■ DATA LINES ■

◇ ◇ ◇ ◇

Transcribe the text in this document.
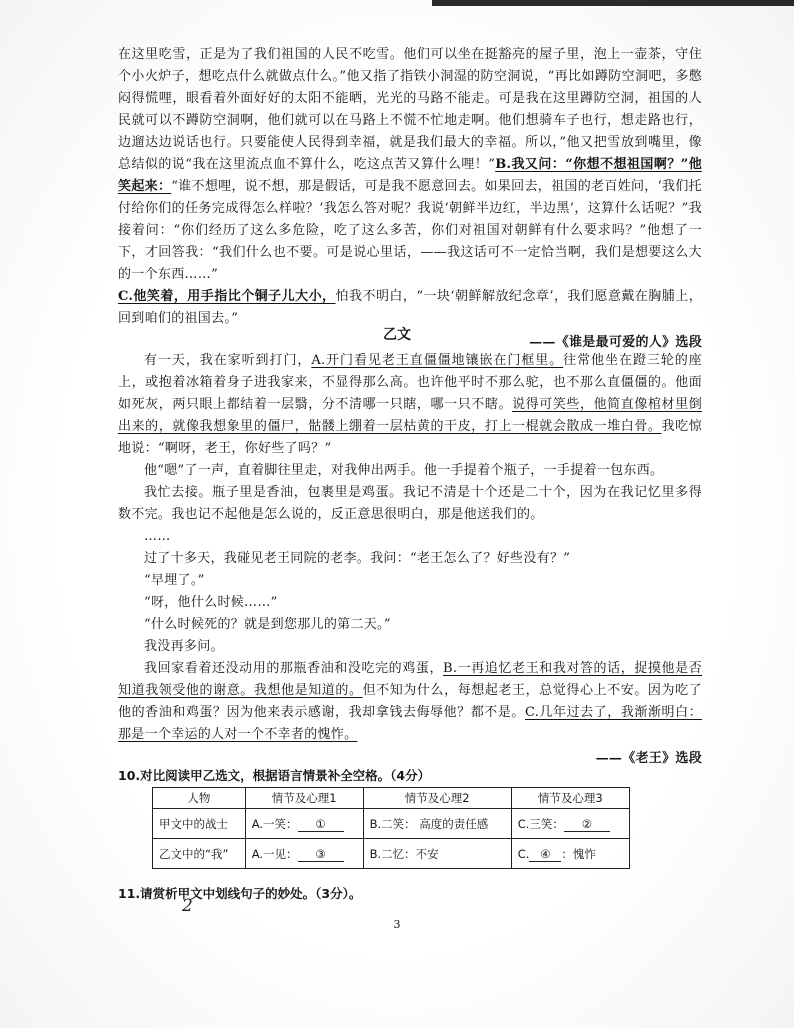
在这里吃雪，正是为了我们祖国的人民不吃雪。他们可以坐在挺豁亮的屋子里，泡上一壶茶，守住个小火炉子，想吃点什么就做点什么。”他又指了指铁小洞湿的防空洞说，“再比如蹲防空洞吧，多憋闷得慌哩，眼看着外面好好的太阳不能晒，光光的马路不能走。可是我在这里蹲防空洞，祖国的人民就可以不蹲防空洞啊，他们就可以在马路上不慌不忙地走啊。他们想骑车子也行，想走路也行，边遛达边说话也行。只要能使人民得到幸福，就是我们最大的幸福。所以，”他又把雪放到嘴里，像总结似的说“我在这里流点血不算什么，吃这点苦又算什么哩！”B.我又问：“你想不想祖国啊？”他笑起来：“谁不想哩，说不想，那是假话，可是我不愿意回去。如果回去，祖国的老百姓问，‘我们托付给你们的任务完成得怎么样啦？’我怎么答对呢？我说‘朝鲜半边红，半边黑’，这算什么话呢？”我接着问：“你们经历了这么多危险，吃了这么多苦，你们对祖国对朝鲜有什么要求吗？”他想了一下，才回答我：“我们什么也不要。可是说心里话，——我这话可不一定恰当啊，我们是想要这么大的一个东西……”
C.他笑着，用手指比个铜子儿大小，怕我不明白，“一块‘朝鲜解放纪念章’，我们愿意戴在胸脯上，回到咱们的祖国去。”

——《谁是最可爱的人》选段

乙文

有一天，我在家听到打门，A.开门看见老王直僵僵地镶嵌在门框里。往常他坐在蹬三轮的座上，或抱着冰箱着身子进我家来，不显得那么高。也许他平时不那么驼，也不那么直僵僵的。他面如死灰，两只眼上都结着一层翳，分不清哪一只瞎，哪一只不瞎。说得可笑些，他简直像棺材里倒出来的，就像我想象里的僵尸，骷髅上绷着一层枯黄的干皮，打上一棍就会散成一堆白骨。我吃惊地说：“啊呀，老王，你好些了吗？”

他“嗯”了一声，直着脚往里走，对我伸出两手。他一手提着个瓶子，一手提着一包东西。

我忙去接。瓶子里是香油，包裹里是鸡蛋。我记不清是十个还是二十个，因为在我记忆里多得数不完。我也记不起他是怎么说的，反正意思很明白，那是他送我们的。

……

过了十多天，我碰见老王同院的老李。我问：“老王怎么了？好些没有？”

“早埋了。”

“呀，他什么时候……”

“什么时候死的？就是到您那儿的第二天。”

我没再多问。

我回家看着还没动用的那瓶香油和没吃完的鸡蛋，B.一再追忆老王和我对答的话，捉摸他是否知道我领受他的谢意。我想他是知道的。但不知为什么，每想起老王，总觉得心上不安。因为吃了他的香油和鸡蛋？因为他来表示感谢，我却拿钱去侮辱他？都不是。C.几年过去了，我渐渐明白：那是一个幸运的人对一个不幸者的愧怍。

——《老王》选段

10.对比阅读甲乙选文，根据语言情景补全空格。（4分）
人物	情节及心理1	情节及心理2	情节及心理3
甲文中的战士	A.一笑： ①	B.二笑： 高度的责任感	C.三笑： ②
乙文中的“我”	A.一见： ③	B.二忆：不安	C. ④ ：愧怍
11.请赏析甲文中划线句子的妙处。（3分）。
2
3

◇ ◇ ◇ ◇

■ SHORT EXERCISE ■
The pictures should not appear in the copy; every other part of the records above must be returned exactly.

■ ANSWER ■
Transcribe the text in this document.
在这里吃雪，正是为了我们祖国的人民不吃雪。他们可以坐在挺豁亮的屋子里，泡上一壶茶，守住个小火炉子，想吃点什么就做点什么。”他又指了指铁小洞湿的防空洞说，“再比如蹲防空洞吧，多憋闷得慌哩，眼看着外面好好的太阳不能晒，光光的马路不能走。可是我在这里蹲防空洞，祖国的人民就可以不蹲防空洞啊，他们就可以在马路上不慌不忙地走啊。他们想骑车子也行，想走路也行，边遛达边说话也行。只要能使人民得到幸福，就是我们最大的幸福。所以，”他又把雪放到嘴里，像总结似的说“我在这里流点血不算什么，吃这点苦又算什么哩！”B.我又问：“你想不想祖国啊？”他笑起来：“谁不想哩，说不想，那是假话，可是我不愿意回去。如果回去，祖国的老百姓问，‘我们托付给你们的任务完成得怎么样啦？’我怎么答对呢？我说‘朝鲜半边红，半边黑’，这算什么话呢？”我接着问：“你们经历了这么多危险，吃了这么多苦，你们对祖国对朝鲜有什么要求吗？”他想了一下，才回答我：“我们什么也不要。可是说心里话，——我这话可不一定恰当啊，我们是想要这么大的一个东西……”
C.他笑着，用手指比个铜子儿大小，怕我不明白，“一块‘朝鲜解放纪念章’，我们愿意戴在胸脯上，回到咱们的祖国去。”

——《谁是最可爱的人》选段

乙文

有一天，我在家听到打门，A.开门看见老王直僵僵地镶嵌在门框里。往常他坐在蹬三轮的座上，或抱着冰箱着身子进我家来，不显得那么高。也许他平时不那么驼，也不那么直僵僵的。他面如死灰，两只眼上都结着一层翳，分不清哪一只瞎，哪一只不瞎。说得可笑些，他简直像棺材里倒出来的，就像我想象里的僵尸，骷髅上绷着一层枯黄的干皮，打上一棍就会散成一堆白骨。我吃惊地说：“啊呀，老王，你好些了吗？”

他“嗯”了一声，直着脚往里走，对我伸出两手。他一手提着个瓶子，一手提着一包东西。

我忙去接。瓶子里是香油，包裹里是鸡蛋。我记不清是十个还是二十个，因为在我记忆里多得数不完。我也记不起他是怎么说的，反正意思很明白，那是他送我们的。

……

过了十多天，我碰见老王同院的老李。我问：“老王怎么了？好些没有？”

“早埋了。”

“呀，他什么时候……”

“什么时候死的？就是到您那儿的第二天。”

我没再多问。

我回家看着还没动用的那瓶香油和没吃完的鸡蛋，B.一再追忆老王和我对答的话，捉摸他是否知道我领受他的谢意。我想他是知道的。但不知为什么，每想起老王，总觉得心上不安。因为吃了他的香油和鸡蛋？因为他来表示感谢，我却拿钱去侮辱他？都不是。C.几年过去了，我渐渐明白：那是一个幸运的人对一个不幸者的愧怍。

——《老王》选段

10.对比阅读甲乙选文，根据语言情景补全空格。（4分）
人物	情节及心理1	情节及心理2	情节及心理3
甲文中的战士	A.一笑： ①	B.二笑： 高度的责任感	C.三笑： ②
乙文中的“我”	A.一见： ③	B.二忆：不安	C. ④ ：愧怍
11.请赏析甲文中划线句子的妙处。（3分）。
2
3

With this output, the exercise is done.